Send back all the data below, exactly as given.

(Data entries)
--*--

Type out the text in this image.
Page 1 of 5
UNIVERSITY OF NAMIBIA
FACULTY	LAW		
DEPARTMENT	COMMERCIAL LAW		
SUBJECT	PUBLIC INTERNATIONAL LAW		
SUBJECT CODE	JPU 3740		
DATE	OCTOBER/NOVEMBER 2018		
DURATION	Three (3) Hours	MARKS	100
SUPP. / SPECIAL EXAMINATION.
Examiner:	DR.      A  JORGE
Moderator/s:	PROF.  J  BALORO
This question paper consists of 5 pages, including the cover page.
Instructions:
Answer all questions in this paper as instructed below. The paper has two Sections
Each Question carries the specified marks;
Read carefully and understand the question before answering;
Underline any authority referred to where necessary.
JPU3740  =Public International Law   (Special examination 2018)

--*--

(Task answer)
Type out the text in this image.
Page 1 of 5
UNIVERSITY OF NAMIBIA
FACULTY	LAW		
DEPARTMENT	COMMERCIAL LAW		
SUBJECT	PUBLIC INTERNATIONAL LAW		
SUBJECT CODE	JPU 3740		
DATE	OCTOBER/NOVEMBER 2018		
DURATION	Three (3) Hours	MARKS	100
SUPP. / SPECIAL EXAMINATION.
Examiner:	DR.      A  JORGE
Moderator/s:	PROF.  J  BALORO
This question paper consists of 5 pages, including the cover page.
Instructions:
Answer all questions in this paper as instructed below. The paper has two Sections
Each Question carries the specified marks;
Read carefully and understand the question before answering;
Underline any authority referred to where necessary.
JPU3740  =Public International Law   (Special examination 2018)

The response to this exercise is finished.